Reading text:
Microsoft is Improving Font Rendering in Edge
Today, Microsoft detailed some font rendering improvements that it is making in its Edge web browser in a coming version upgrade.
“We have improved the contrast enhancement and gamma correction to match the quality and clarity of other native Windows applications,” the Microsoft Edge Team writes. “Font rendering will also now respect user ClearType Tuner settings when applying text contrast enhancement and gamma correction.”
Support for applying the system settings for contrast enhancement and gamma correction of text is available now in the Edge Canary channel. To experience it, you need to enable the edge://flags#edge-enhance-text-contrast flag. Then, you can use the Windows 10 ClearType Text Tuner (Start search for “Adjust ClearType text”) to see how the changes you make are applied in Edge (which will need to be restarted after each change).
For those curious why this is necessary, Microsoft explains that the new, Chromium-based Edge renders text differently than did Legacy Edge.
“Legacy Microsoft Edge utilized the DirectWrite framework to render glyphs to the screen,” the firm says. “Chromium, by contrast, only utilizes DirectWrite for part of the text-rendering pipeline: font enumeration, glyph information retrieval, and glyph bitmap generation; it handles its own text shaping, layout, and rendering. This enables code reuse across platforms, but on Windows, the results are typically different than the rest of the system’s text rendering.”
Microsoft expects to have the new font rendering enabled by default by the time Edge 92 hits stable. And it hopes to contribute the changes back to Chromium so that all Chromium-based browsers on Windows can benefit from it.

Information provided:
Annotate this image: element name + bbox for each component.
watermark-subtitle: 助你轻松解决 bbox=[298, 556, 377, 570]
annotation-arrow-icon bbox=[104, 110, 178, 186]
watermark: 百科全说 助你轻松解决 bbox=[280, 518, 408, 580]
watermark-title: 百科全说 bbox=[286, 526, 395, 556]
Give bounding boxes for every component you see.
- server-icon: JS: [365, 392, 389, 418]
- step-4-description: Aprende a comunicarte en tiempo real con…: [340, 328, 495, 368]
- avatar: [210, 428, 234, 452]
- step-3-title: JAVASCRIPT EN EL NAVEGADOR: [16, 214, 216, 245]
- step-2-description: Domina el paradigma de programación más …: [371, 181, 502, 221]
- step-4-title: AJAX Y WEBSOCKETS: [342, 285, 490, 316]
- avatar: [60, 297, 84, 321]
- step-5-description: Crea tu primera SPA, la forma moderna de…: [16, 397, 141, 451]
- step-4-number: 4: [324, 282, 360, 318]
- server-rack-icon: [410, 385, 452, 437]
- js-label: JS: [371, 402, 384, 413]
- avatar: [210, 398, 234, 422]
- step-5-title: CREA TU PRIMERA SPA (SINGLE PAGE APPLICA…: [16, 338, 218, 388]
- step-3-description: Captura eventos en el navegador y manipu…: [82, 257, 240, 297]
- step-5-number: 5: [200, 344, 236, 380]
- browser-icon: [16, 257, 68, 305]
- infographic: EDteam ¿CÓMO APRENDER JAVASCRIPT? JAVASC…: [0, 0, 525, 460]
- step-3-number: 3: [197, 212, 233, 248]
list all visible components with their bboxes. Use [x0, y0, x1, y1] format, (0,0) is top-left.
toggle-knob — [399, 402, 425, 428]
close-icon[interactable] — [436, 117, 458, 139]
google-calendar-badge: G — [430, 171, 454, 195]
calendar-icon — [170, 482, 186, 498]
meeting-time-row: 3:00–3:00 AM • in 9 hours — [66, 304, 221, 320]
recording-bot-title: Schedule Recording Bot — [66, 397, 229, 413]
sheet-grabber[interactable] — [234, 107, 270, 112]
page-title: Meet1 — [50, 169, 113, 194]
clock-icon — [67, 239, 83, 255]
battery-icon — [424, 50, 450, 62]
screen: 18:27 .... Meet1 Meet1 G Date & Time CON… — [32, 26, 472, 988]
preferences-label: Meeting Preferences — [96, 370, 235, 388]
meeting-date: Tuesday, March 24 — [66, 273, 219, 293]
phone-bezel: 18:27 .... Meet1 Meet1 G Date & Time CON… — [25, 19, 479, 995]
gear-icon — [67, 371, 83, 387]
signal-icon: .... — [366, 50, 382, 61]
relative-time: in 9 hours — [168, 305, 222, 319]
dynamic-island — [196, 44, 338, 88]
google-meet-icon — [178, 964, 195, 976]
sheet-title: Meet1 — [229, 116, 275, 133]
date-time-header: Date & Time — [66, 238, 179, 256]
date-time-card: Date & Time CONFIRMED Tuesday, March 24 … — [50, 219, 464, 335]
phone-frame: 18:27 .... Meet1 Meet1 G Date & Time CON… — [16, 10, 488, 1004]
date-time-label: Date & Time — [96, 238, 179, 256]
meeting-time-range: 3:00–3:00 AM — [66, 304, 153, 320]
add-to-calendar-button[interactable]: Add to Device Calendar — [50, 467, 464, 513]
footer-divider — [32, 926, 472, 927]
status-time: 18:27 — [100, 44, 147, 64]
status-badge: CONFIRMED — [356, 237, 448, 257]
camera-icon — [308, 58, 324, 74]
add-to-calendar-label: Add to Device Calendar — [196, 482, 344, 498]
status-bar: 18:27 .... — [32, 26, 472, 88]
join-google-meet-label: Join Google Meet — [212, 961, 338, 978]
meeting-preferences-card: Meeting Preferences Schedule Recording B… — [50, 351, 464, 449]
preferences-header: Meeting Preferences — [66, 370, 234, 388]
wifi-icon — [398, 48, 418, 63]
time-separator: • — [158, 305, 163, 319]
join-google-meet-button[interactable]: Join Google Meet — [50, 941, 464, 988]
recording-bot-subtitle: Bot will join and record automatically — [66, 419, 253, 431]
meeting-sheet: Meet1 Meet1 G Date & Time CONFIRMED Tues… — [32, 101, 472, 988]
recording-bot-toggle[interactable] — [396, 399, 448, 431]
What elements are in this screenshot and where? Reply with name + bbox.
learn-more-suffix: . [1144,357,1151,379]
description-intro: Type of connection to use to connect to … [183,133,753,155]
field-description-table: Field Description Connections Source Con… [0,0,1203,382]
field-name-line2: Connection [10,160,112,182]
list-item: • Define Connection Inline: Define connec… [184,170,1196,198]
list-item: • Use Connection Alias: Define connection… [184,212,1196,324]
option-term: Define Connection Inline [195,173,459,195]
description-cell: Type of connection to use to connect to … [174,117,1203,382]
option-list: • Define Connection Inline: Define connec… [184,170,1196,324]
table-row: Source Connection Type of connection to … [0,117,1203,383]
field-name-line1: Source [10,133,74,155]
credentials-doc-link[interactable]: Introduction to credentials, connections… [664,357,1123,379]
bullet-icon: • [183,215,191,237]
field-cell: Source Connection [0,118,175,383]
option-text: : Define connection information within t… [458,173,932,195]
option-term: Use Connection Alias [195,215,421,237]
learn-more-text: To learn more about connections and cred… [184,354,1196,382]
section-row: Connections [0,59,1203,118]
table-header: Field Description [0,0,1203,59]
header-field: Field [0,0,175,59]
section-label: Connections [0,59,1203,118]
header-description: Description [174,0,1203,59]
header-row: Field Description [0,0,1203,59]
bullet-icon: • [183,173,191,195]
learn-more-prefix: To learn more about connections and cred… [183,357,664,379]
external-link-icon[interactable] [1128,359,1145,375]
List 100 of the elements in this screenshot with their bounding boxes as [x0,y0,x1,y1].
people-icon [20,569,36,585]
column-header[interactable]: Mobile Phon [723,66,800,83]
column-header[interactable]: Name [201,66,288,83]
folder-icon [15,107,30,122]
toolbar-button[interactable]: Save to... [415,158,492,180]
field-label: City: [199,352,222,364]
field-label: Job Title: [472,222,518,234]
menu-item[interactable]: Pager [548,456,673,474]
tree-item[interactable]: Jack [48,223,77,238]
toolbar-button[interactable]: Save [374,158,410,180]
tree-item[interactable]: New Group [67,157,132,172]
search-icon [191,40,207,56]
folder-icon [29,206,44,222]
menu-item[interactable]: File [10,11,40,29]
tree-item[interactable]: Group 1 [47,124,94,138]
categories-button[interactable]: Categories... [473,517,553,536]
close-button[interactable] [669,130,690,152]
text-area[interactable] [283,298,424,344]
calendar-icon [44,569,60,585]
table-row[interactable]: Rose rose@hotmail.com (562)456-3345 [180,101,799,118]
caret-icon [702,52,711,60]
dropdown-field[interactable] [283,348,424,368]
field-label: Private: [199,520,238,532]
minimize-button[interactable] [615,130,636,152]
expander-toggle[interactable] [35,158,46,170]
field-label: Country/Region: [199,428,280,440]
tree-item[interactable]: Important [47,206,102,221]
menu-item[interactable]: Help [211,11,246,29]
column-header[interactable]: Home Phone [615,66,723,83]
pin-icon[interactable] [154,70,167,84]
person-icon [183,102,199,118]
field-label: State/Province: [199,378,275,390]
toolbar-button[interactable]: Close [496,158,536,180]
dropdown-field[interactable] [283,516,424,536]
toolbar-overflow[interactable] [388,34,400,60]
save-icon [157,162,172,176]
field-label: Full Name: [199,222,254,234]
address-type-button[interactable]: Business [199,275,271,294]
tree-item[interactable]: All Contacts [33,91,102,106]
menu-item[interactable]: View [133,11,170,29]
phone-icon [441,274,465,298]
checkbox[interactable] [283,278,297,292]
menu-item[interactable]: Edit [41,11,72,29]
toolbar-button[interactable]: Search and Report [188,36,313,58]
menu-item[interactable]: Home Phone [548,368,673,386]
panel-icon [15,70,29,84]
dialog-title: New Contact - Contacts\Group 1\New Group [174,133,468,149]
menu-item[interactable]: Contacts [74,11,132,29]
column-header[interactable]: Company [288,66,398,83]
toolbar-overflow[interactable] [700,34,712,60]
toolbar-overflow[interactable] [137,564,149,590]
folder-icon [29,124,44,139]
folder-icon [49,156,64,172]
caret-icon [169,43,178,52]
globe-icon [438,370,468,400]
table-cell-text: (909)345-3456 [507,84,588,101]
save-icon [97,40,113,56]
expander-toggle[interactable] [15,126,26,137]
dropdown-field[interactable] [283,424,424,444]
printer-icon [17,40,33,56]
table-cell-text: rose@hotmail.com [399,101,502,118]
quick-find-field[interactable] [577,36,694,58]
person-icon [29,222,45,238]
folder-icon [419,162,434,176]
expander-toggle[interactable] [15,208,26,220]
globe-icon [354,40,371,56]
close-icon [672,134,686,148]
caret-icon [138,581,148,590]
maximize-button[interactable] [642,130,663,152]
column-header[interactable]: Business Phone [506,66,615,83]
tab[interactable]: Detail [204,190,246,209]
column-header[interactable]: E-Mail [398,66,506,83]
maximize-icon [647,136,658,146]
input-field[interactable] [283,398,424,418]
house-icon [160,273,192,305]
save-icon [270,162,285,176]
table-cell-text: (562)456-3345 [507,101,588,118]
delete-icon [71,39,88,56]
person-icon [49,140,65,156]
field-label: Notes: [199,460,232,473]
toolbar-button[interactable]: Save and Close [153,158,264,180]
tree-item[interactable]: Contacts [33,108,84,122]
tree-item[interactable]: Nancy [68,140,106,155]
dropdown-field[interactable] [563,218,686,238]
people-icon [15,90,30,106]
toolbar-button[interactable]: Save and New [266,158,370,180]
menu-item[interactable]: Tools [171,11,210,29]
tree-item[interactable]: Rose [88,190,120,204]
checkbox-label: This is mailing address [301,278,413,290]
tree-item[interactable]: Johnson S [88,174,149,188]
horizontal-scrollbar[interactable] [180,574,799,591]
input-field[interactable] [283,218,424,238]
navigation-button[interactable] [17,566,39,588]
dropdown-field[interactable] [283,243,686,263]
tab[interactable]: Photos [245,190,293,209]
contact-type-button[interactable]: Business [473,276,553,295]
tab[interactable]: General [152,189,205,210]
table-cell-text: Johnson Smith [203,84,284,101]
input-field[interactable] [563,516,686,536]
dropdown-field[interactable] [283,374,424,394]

Requirement 1: According to the article on Edge font rendering, by which Edge version does Microsoft expect the new font rendering to be on by default?
Requirement 2: Rewrite the paragraph of the Edge font rendering article that begins "Support for applying the system settings" as a short list.
The rows have nothing to do with the article on Edge font rendering.

Answer 1: Edge 92, once it reaches the stable channel.

Answer 2:
- The feature is available now in the Edge Canary channel.
- To try it, turn on the edge://flags#edge-enhance-text-contrast flag.
- Use the Windows 10 ClearType Text Tuner (search Start for "Adjust ClearType text") to see your changes applied in Edge.
- Restart Edge after each change.